» Required work
Spot each line that carries the word "điền"; copy those lines.

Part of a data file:
-.-.-
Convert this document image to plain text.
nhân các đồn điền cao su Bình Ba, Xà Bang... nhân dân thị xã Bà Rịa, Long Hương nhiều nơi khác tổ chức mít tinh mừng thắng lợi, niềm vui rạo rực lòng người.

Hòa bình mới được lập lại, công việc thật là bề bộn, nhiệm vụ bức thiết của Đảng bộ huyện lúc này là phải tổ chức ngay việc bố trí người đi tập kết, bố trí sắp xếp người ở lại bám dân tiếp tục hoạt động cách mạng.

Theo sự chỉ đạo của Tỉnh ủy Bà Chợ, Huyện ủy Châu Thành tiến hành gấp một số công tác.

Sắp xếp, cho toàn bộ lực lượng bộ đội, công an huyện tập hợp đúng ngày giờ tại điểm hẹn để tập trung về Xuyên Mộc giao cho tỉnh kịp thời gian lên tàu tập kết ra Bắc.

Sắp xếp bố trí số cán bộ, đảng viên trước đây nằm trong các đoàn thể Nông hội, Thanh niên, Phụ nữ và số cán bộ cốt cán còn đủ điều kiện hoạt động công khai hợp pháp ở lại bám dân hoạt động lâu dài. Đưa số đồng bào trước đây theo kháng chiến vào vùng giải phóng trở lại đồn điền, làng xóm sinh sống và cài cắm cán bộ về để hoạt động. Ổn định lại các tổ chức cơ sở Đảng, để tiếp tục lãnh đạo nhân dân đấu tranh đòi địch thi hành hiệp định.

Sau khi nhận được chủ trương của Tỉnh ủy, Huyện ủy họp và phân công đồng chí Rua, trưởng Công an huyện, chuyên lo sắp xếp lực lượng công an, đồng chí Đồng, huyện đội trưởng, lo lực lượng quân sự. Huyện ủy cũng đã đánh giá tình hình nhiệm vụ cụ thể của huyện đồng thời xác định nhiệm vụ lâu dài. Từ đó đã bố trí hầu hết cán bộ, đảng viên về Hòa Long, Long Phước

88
-.-.-
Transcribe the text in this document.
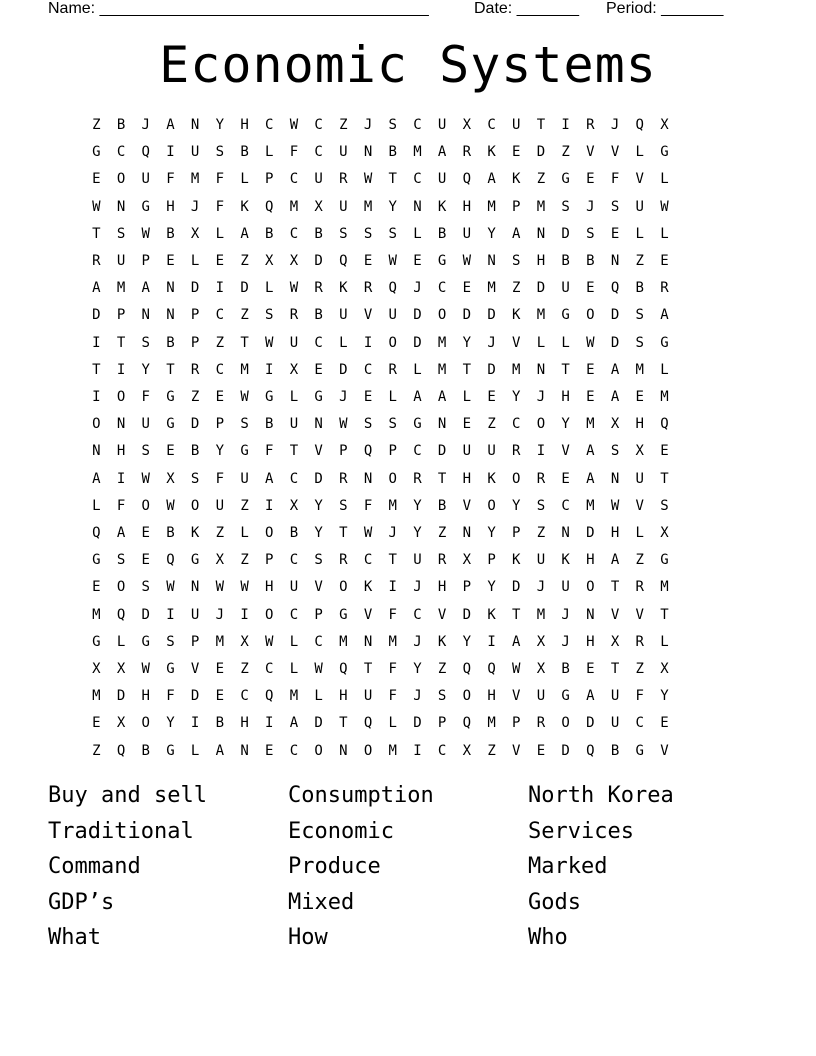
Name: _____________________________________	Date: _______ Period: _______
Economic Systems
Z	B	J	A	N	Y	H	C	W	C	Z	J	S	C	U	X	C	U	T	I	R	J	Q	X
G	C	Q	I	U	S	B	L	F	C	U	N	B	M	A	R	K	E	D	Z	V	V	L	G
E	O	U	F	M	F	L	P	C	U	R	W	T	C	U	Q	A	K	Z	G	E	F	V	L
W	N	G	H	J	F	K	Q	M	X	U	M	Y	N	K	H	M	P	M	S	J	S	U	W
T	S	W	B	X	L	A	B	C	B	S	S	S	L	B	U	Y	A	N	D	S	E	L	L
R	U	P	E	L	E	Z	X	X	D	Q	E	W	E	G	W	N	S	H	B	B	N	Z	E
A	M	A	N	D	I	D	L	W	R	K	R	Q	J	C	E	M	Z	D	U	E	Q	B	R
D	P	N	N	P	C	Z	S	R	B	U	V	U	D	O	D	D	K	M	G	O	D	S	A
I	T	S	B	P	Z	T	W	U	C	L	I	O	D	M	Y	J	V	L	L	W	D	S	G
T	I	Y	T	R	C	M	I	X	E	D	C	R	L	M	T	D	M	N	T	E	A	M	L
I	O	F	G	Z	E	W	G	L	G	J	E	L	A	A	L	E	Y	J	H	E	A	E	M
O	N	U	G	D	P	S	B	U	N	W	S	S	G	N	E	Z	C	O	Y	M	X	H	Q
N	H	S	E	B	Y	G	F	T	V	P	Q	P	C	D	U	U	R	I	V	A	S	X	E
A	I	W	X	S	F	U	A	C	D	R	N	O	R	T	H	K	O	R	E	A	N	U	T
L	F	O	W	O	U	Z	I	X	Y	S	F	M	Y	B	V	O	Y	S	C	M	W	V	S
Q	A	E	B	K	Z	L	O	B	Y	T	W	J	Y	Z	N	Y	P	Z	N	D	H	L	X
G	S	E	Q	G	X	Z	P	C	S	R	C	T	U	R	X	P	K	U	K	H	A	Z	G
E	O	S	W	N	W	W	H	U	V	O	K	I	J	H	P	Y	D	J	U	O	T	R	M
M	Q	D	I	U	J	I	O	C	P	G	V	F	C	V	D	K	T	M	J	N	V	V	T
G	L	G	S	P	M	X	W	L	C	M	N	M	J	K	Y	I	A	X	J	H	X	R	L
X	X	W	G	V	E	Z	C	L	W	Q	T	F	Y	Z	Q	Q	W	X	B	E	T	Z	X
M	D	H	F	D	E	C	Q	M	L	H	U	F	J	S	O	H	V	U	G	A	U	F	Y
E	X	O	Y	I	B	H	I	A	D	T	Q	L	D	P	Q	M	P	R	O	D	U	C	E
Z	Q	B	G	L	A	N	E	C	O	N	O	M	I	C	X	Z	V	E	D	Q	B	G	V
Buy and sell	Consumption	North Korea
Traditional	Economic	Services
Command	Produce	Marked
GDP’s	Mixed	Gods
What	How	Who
-.-.-
» Task answer
nhân các đồn điền cao su Bình Ba, Xà Bang... nhân dân thị xã Bà Rịa, Long Hương nhiều nơi khác tổ chức mít tinh mừng thắng lợi, niềm vui rạo rực lòng người.
Sắp xếp bố trí số cán bộ, đảng viên trước đây nằm trong các đoàn thể Nông hội, Thanh niên, Phụ nữ và số cán bộ cốt cán còn đủ điều kiện hoạt động công khai hợp pháp ở lại bám dân hoạt động lâu dài. Đưa số đồng bào trước đây theo kháng chiến vào vùng giải phóng trở lại đồn điền, làng xóm sinh sống và cài cắm cán bộ về để hoạt động. Ổn định lại các tổ chức cơ sở Đảng, để tiếp tục lãnh đạo nhân dân đấu tranh đòi địch thi hành hiệp định.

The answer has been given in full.